[Figure record extracts]
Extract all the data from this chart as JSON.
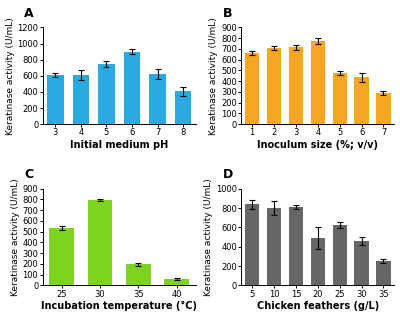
{
  "A": {
    "x": [
      3,
      4,
      5,
      6,
      7,
      8
    ],
    "y": [
      610,
      610,
      745,
      900,
      625,
      410
    ],
    "yerr": [
      25,
      65,
      35,
      30,
      60,
      55
    ],
    "color": "#29ABE2",
    "xlabel": "Initial medium pH",
    "ylabel": "Keratinase activity (U/mL)",
    "ylim": [
      0,
      1200
    ],
    "yticks": [
      0,
      200,
      400,
      600,
      800,
      1000,
      1200
    ],
    "label": "A"
  },
  "B": {
    "x": [
      1,
      2,
      3,
      4,
      5,
      6,
      7
    ],
    "y": [
      665,
      710,
      715,
      775,
      475,
      435,
      290
    ],
    "yerr": [
      20,
      20,
      25,
      25,
      20,
      45,
      18
    ],
    "color": "#F5A623",
    "xlabel": "Inoculum size (%; v/v)",
    "ylabel": "Keratinase activity (U/mL)",
    "ylim": [
      0,
      900
    ],
    "yticks": [
      0,
      100,
      200,
      300,
      400,
      500,
      600,
      700,
      800,
      900
    ],
    "label": "B"
  },
  "C": {
    "x": [
      25,
      30,
      35,
      40
    ],
    "y": [
      535,
      795,
      195,
      60
    ],
    "yerr": [
      18,
      12,
      15,
      10
    ],
    "color": "#7ED321",
    "xlabel": "Incubation temperature (°C)",
    "ylabel": "Keratinase activity (U/mL)",
    "ylim": [
      0,
      900
    ],
    "yticks": [
      0,
      100,
      200,
      300,
      400,
      500,
      600,
      700,
      800,
      900
    ],
    "label": "C"
  },
  "D": {
    "x": [
      5,
      10,
      15,
      20,
      25,
      30,
      35
    ],
    "y": [
      840,
      800,
      810,
      490,
      625,
      460,
      250
    ],
    "yerr": [
      45,
      75,
      20,
      110,
      35,
      45,
      20
    ],
    "color": "#666666",
    "xlabel": "Chicken feathers (g/L)",
    "ylabel": "Keratinase activity (U/mL)",
    "ylim": [
      0,
      1000
    ],
    "yticks": [
      0,
      200,
      400,
      600,
      800,
      1000
    ],
    "label": "D"
  },
  "background": "#ffffff",
  "tick_fontsize": 6,
  "xlabel_fontsize": 7,
  "ylabel_fontsize": 6.5,
  "label_fontsize": 9
}
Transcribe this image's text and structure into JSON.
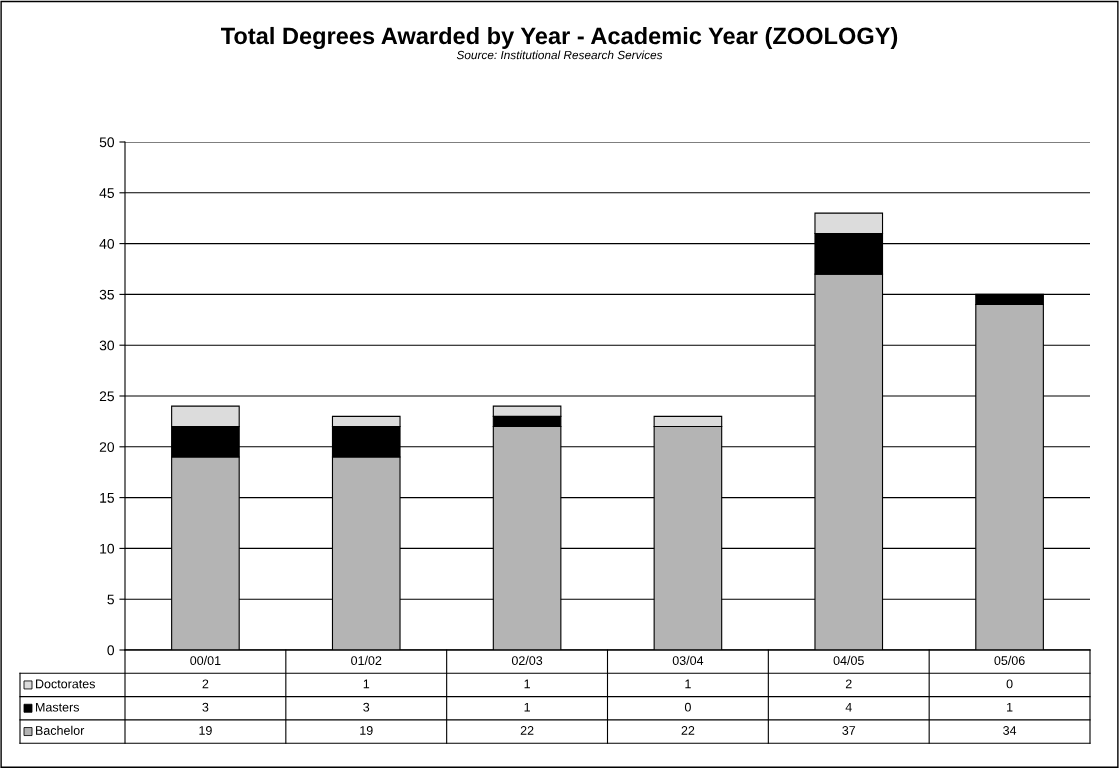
{
  "chart_data": {
    "type": "bar",
    "title": "Total Degrees Awarded by Year - Academic Year (ZOOLOGY)",
    "subtitle": "Source: Institutional Research Services",
    "categories": [
      "00/01",
      "01/02",
      "02/03",
      "03/04",
      "04/05",
      "05/06"
    ],
    "stacked": true,
    "series": [
      {
        "name": "Bachelor",
        "color": "#b4b4b4",
        "values": [
          19,
          19,
          22,
          22,
          37,
          34
        ]
      },
      {
        "name": "Masters",
        "color": "#000000",
        "values": [
          3,
          3,
          1,
          0,
          4,
          1
        ]
      },
      {
        "name": "Doctorates",
        "color": "#dcdcdc",
        "values": [
          2,
          1,
          1,
          1,
          2,
          0
        ]
      }
    ],
    "ylim": [
      0,
      50
    ],
    "yticks": [
      0,
      5,
      10,
      15,
      20,
      25,
      30,
      35,
      40,
      45,
      50
    ],
    "grid": "y",
    "data_labels": true,
    "legend": "bottom left"
  }
}
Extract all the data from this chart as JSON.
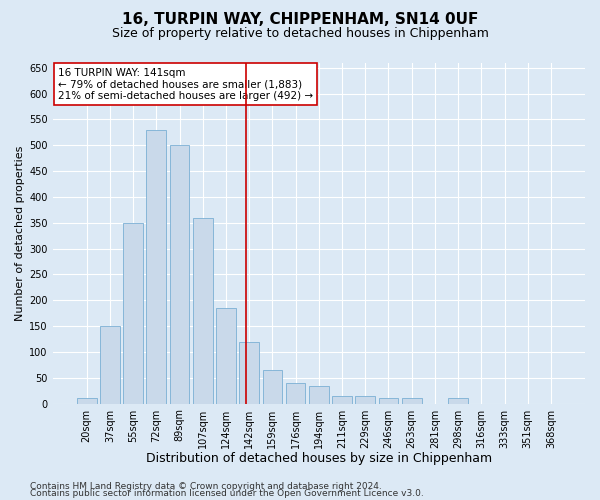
{
  "title": "16, TURPIN WAY, CHIPPENHAM, SN14 0UF",
  "subtitle": "Size of property relative to detached houses in Chippenham",
  "xlabel": "Distribution of detached houses by size in Chippenham",
  "ylabel": "Number of detached properties",
  "categories": [
    "20sqm",
    "37sqm",
    "55sqm",
    "72sqm",
    "89sqm",
    "107sqm",
    "124sqm",
    "142sqm",
    "159sqm",
    "176sqm",
    "194sqm",
    "211sqm",
    "229sqm",
    "246sqm",
    "263sqm",
    "281sqm",
    "298sqm",
    "316sqm",
    "333sqm",
    "351sqm",
    "368sqm"
  ],
  "values": [
    10,
    150,
    350,
    530,
    500,
    360,
    185,
    120,
    65,
    40,
    35,
    15,
    15,
    10,
    10,
    0,
    10,
    0,
    0,
    0,
    0
  ],
  "bar_color": "#c9d9ea",
  "bar_edge_color": "#7aafd4",
  "vline_x_index": 6.85,
  "vline_color": "#cc0000",
  "annotation_text": "16 TURPIN WAY: 141sqm\n← 79% of detached houses are smaller (1,883)\n21% of semi-detached houses are larger (492) →",
  "annotation_box_facecolor": "#ffffff",
  "annotation_box_edgecolor": "#cc0000",
  "annotation_fontsize": 7.5,
  "background_color": "#dce9f5",
  "plot_bg_color": "#dce9f5",
  "ylim": [
    0,
    660
  ],
  "yticks": [
    0,
    50,
    100,
    150,
    200,
    250,
    300,
    350,
    400,
    450,
    500,
    550,
    600,
    650
  ],
  "footer_line1": "Contains HM Land Registry data © Crown copyright and database right 2024.",
  "footer_line2": "Contains public sector information licensed under the Open Government Licence v3.0.",
  "title_fontsize": 11,
  "subtitle_fontsize": 9,
  "xlabel_fontsize": 9,
  "ylabel_fontsize": 8,
  "tick_fontsize": 7,
  "footer_fontsize": 6.5
}
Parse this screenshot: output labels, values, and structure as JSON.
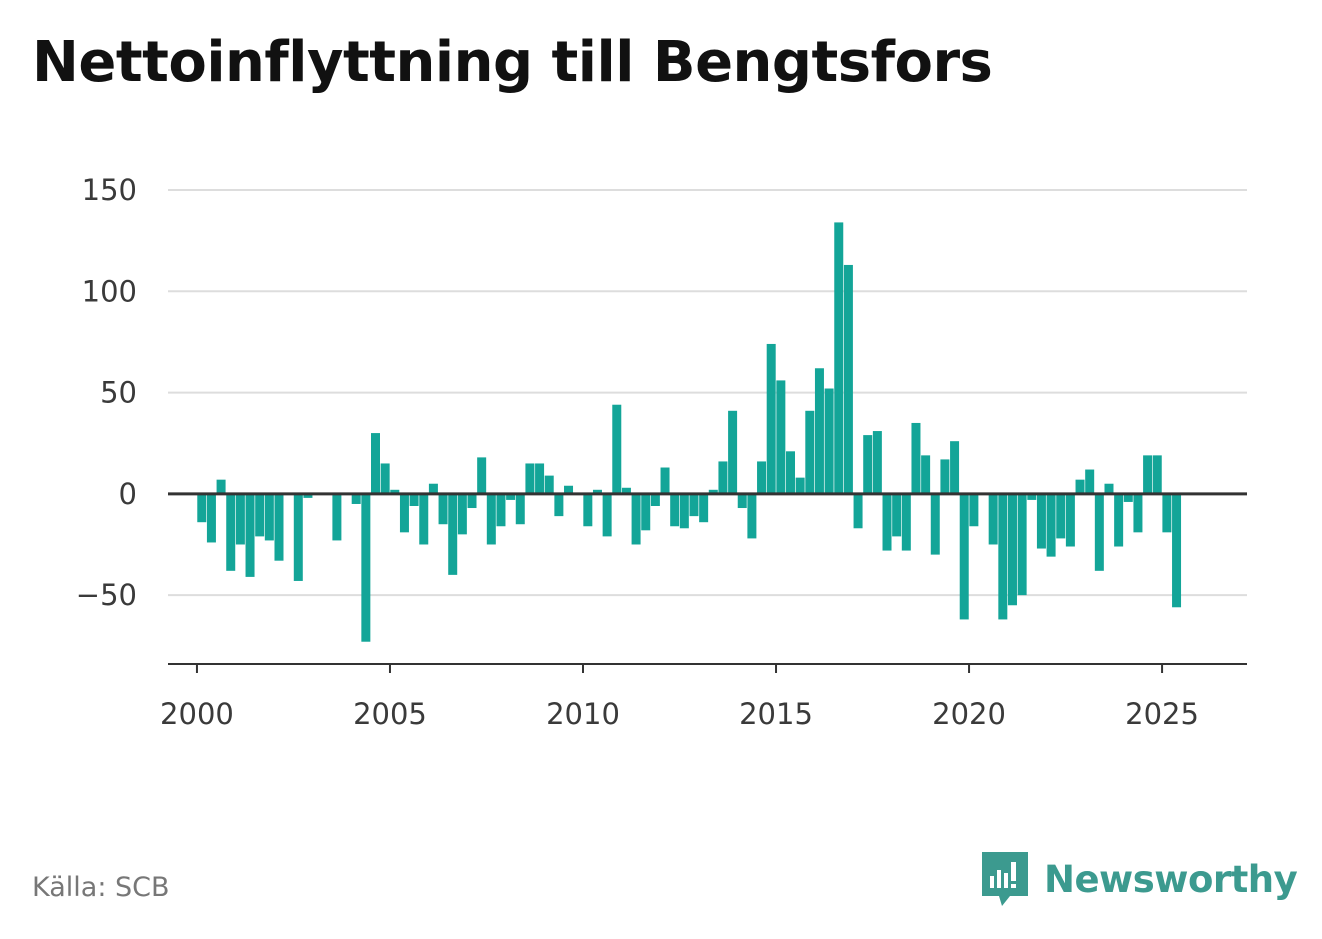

Description of the task: Every line above should be repeated exactly; pictures stay out of the copy.

Exercise result:
Extract all the data from this chart as JSON.
{
  "A": {
    "x": [
      3,
      4,
      5,
      6,
      7,
      8
    ],
    "y": [
      610,
      610,
      745,
      900,
      625,
      410
    ],
    "yerr": [
      25,
      65,
      35,
      30,
      60,
      55
    ],
    "color": "#29ABE2",
    "xlabel": "Initial medium pH",
    "ylabel": "Keratinase activity (U/mL)",
    "ylim": [
      0,
      1200
    ],
    "yticks": [
      0,
      200,
      400,
      600,
      800,
      1000,
      1200
    ],
    "label": "A"
  },
  "B": {
    "x": [
      1,
      2,
      3,
      4,
      5,
      6,
      7
    ],
    "y": [
      665,
      710,
      715,
      775,
      475,
      435,
      290
    ],
    "yerr": [
      20,
      20,
      25,
      25,
      20,
      45,
      18
    ],
    "color": "#F5A623",
    "xlabel": "Inoculum size (%; v/v)",
    "ylabel": "Keratinase activity (U/mL)",
    "ylim": [
      0,
      900
    ],
    "yticks": [
      0,
      100,
      200,
      300,
      400,
      500,
      600,
      700,
      800,
      900
    ],
    "label": "B"
  },
  "C": {
    "x": [
      25,
      30,
      35,
      40
    ],
    "y": [
      535,
      795,
      195,
      60
    ],
    "yerr": [
      18,
      12,
      15,
      10
    ],
    "color": "#7ED321",
    "xlabel": "Incubation temperature (°C)",
    "ylabel": "Keratinase activity (U/mL)",
    "ylim": [
      0,
      900
    ],
    "yticks": [
      0,
      100,
      200,
      300,
      400,
      500,
      600,
      700,
      800,
      900
    ],
    "label": "C"
  },
  "D": {
    "x": [
      5,
      10,
      15,
      20,
      25,
      30,
      35
    ],
    "y": [
      840,
      800,
      810,
      490,
      625,
      460,
      250
    ],
    "yerr": [
      45,
      75,
      20,
      110,
      35,
      45,
      20
    ],
    "color": "#666666",
    "xlabel": "Chicken feathers (g/L)",
    "ylabel": "Keratinase activity (U/mL)",
    "ylim": [
      0,
      1000
    ],
    "yticks": [
      0,
      200,
      400,
      600,
      800,
      1000
    ],
    "label": "D"
  },
  "background": "#ffffff",
  "tick_fontsize": 6,
  "xlabel_fontsize": 7,
  "ylabel_fontsize": 6.5,
  "label_fontsize": 9
}
Transcribe this image's text and structure into JSON.
{
  "chart_data": {
    "type": "bar",
    "title": "Total Degrees Awarded by Year - Academic Year (ZOOLOGY)",
    "subtitle": "Source: Institutional Research Services",
    "categories": [
      "00/01",
      "01/02",
      "02/03",
      "03/04",
      "04/05",
      "05/06"
    ],
    "stacked": true,
    "series": [
      {
        "name": "Bachelor",
        "color": "#b4b4b4",
        "values": [
          19,
          19,
          22,
          22,
          37,
          34
        ]
      },
      {
        "name": "Masters",
        "color": "#000000",
        "values": [
          3,
          3,
          1,
          0,
          4,
          1
        ]
      },
      {
        "name": "Doctorates",
        "color": "#dcdcdc",
        "values": [
          2,
          1,
          1,
          1,
          2,
          0
        ]
      }
    ],
    "ylim": [
      0,
      50
    ],
    "yticks": [
      0,
      5,
      10,
      15,
      20,
      25,
      30,
      35,
      40,
      45,
      50
    ],
    "grid": "y",
    "data_labels": true,
    "legend": "bottom left"
  }
}
Extract all the data from this chart as JSON.
{
  "title": "16, TURPIN WAY, CHIPPENHAM, SN14 0UF",
  "subtitle": "Size of property relative to detached houses in Chippenham",
  "xlabel": "Distribution of detached houses by size in Chippenham",
  "ylabel": "Number of detached properties",
  "categories": [
    "20sqm",
    "37sqm",
    "55sqm",
    "72sqm",
    "89sqm",
    "107sqm",
    "124sqm",
    "142sqm",
    "159sqm",
    "176sqm",
    "194sqm",
    "211sqm",
    "229sqm",
    "246sqm",
    "263sqm",
    "281sqm",
    "298sqm",
    "316sqm",
    "333sqm",
    "351sqm",
    "368sqm"
  ],
  "values": [
    10,
    150,
    350,
    530,
    500,
    360,
    185,
    120,
    65,
    40,
    35,
    15,
    15,
    10,
    10,
    0,
    10,
    0,
    0,
    0,
    0
  ],
  "bar_color": "#c9d9ea",
  "bar_edge_color": "#7aafd4",
  "vline_x_index": 6.85,
  "vline_color": "#cc0000",
  "annotation_text": "16 TURPIN WAY: 141sqm\n← 79% of detached houses are smaller (1,883)\n21% of semi-detached houses are larger (492) →",
  "annotation_box_facecolor": "#ffffff",
  "annotation_box_edgecolor": "#cc0000",
  "annotation_fontsize": 7.5,
  "background_color": "#dce9f5",
  "plot_bg_color": "#dce9f5",
  "ylim": [
    0,
    660
  ],
  "yticks": [
    0,
    50,
    100,
    150,
    200,
    250,
    300,
    350,
    400,
    450,
    500,
    550,
    600,
    650
  ],
  "footer_line1": "Contains HM Land Registry data © Crown copyright and database right 2024.",
  "footer_line2": "Contains public sector information licensed under the Open Government Licence v3.0.",
  "title_fontsize": 11,
  "subtitle_fontsize": 9,
  "xlabel_fontsize": 9,
  "ylabel_fontsize": 8,
  "tick_fontsize": 7,
  "footer_fontsize": 6.5
}
Parse this screenshot: output labels, values, and structure as JSON.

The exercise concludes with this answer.